***** Exercise passage *****

The purpose of this page is two-fold: the first is study material for the HTB Certified Defensive Security Analyst exam, and the second is to showcase what I learned through the HackTheBox SOC Analyst course.
Concepts that will be Covered in the Course
- Incident Handling Process
- Security Monitoring, MITRE ATT&CK & SIEM Fundamentals and the Elastic Stack (ELK)
- Windows Event Logs & Finding Evil
- Introduction to Threat Hunting & Hunting With Elastic
- Understanding Log Sources & Investigating with Splunk
- Windows Attacks and Defense
- Intro to Network Traffic Analysis
- Intermediate Network Traffic Analysis
- Working with IDS/IPS
- Introduction to Malware Analysis
- JavaScript Obfuscation
- YARA & Sigma for SOC Analysts
- Introduction to Digital Forensics
- Detecting Windows Attacks with Splunk
- Security Incident Reporting
Tools & Technologies used so far
- I will update this list as I complete more Modules and labs.
What I learned and Hands-On Experience
To demonstrate my understanding and practical skills, I completed the following hands-on modules and exercises from the HackTheBox SOC Analyst course:
Module: Incident Handling Process
This Module covers the process of handling an incident from the very early stage of detecting a suspicious event to confirming a compromise and responding to it.
-
Section 1: Incident Handling
Key Definitions
- Event: An action in a system or network (e.g., user sending email, firewall allowing connection request).
- Incident: An event with negative consequences (system crashes, unauthorized access to sensitive data, natural disasters).
- IT Security Incident: An event with clear intent to cause harm against a computer system (data theft, malware installation, unauthorized access).
- Incident Handling: Defined procedures for managing and responding to security incidents.

***** Given information *****

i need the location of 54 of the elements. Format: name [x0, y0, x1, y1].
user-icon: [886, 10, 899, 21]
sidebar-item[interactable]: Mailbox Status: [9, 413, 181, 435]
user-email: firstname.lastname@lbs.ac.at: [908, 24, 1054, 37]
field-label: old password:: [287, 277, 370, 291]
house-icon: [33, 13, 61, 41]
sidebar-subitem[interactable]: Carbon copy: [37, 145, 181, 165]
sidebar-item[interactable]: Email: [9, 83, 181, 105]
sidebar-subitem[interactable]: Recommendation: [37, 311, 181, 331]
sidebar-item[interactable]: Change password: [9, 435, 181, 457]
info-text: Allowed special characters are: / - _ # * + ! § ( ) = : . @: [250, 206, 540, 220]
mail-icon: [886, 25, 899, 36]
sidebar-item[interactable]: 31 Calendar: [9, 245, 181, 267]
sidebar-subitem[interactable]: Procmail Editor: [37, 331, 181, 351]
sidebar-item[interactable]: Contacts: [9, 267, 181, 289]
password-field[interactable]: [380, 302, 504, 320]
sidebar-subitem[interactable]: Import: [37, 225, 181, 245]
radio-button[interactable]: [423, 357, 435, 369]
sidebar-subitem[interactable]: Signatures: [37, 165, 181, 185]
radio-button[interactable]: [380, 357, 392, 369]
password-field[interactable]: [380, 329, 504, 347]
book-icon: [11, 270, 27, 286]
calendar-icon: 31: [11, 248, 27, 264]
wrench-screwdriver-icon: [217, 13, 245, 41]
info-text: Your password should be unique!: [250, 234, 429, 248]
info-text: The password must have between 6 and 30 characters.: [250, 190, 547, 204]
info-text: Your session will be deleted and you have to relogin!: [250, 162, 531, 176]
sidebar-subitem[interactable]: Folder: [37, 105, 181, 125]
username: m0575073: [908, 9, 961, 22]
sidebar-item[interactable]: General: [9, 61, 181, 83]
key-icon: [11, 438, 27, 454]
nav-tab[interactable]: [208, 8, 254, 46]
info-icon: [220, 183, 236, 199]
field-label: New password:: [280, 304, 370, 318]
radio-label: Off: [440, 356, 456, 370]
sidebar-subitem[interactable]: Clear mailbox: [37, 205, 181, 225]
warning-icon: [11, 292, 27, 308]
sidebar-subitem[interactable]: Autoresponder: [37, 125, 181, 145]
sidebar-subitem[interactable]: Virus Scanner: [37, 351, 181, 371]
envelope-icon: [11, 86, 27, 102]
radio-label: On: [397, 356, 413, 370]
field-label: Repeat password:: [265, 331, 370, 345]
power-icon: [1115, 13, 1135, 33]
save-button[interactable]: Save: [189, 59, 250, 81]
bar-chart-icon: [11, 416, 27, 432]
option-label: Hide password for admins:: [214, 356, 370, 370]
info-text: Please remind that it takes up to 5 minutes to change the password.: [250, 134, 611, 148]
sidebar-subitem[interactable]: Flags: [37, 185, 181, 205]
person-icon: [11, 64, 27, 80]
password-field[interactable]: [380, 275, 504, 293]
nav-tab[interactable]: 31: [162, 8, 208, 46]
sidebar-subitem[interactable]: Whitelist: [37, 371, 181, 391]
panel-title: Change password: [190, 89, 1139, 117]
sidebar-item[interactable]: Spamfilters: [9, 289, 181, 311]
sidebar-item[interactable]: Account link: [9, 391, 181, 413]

*****

# Questions
- a) Answer these questions from the study page, one line each:
(i) Which exam is the page meant as study material for?
(ii) Which concept comes right after "Intro to Network Traffic Analysis" in the course list?
(iii) How does the page define an incident?
- b) From the study page, output the passage that begins at the words "What I learned and" and ends after the words "to security incidents.", copied exactly.
- c) Decide whether each statement agrees with the study page. Answer yes or no, and quote the words from the page that decide it.
(i) The list of tools and technologies will be updated as more modules and labs are completed.
(ii) An IT security incident is defined as any action in a system or network.
(iii) The Incident Handling Process module stops at confirming a compromise and does not cover responding to it.

# Per-task answers
- a)
(i) The HTB Certified Defensive Security Analyst exam.
(ii) Intermediate Network Traffic Analysis.
(iii) An event with negative consequences (system crashes, unauthorized access to sensitive data, natural disasters).

- b)
What I learned and Hands-On Experience
To demonstrate my understanding and practical skills, I completed the following hands-on modules and exercises from the HackTheBox SOC Analyst course:
Module: Incident Handling Process
This Module covers the process of handling an incident from the very early stage of detecting a suspicious event to confirming a compromise and responding to it.
-
Section 1: Incident Handling
Key Definitions
- Event: An action in a system or network (e.g., user sending email, firewall allowing connection request).
- Incident: An event with negative consequences (system crashes, unauthorized access to sensitive data, natural disasters).
- IT Security Incident: An event with clear intent to cause harm against a computer system (data theft, malware installation, unauthorized access).
- Incident Handling: Defined procedures for managing and responding to security incidents.

- c)
(i) Yes: "I will update this list as I complete more Modules and labs."
(ii) No: "An event with clear intent to cause harm against a computer system"
(iii) No: "to confirming a compromise and responding to it."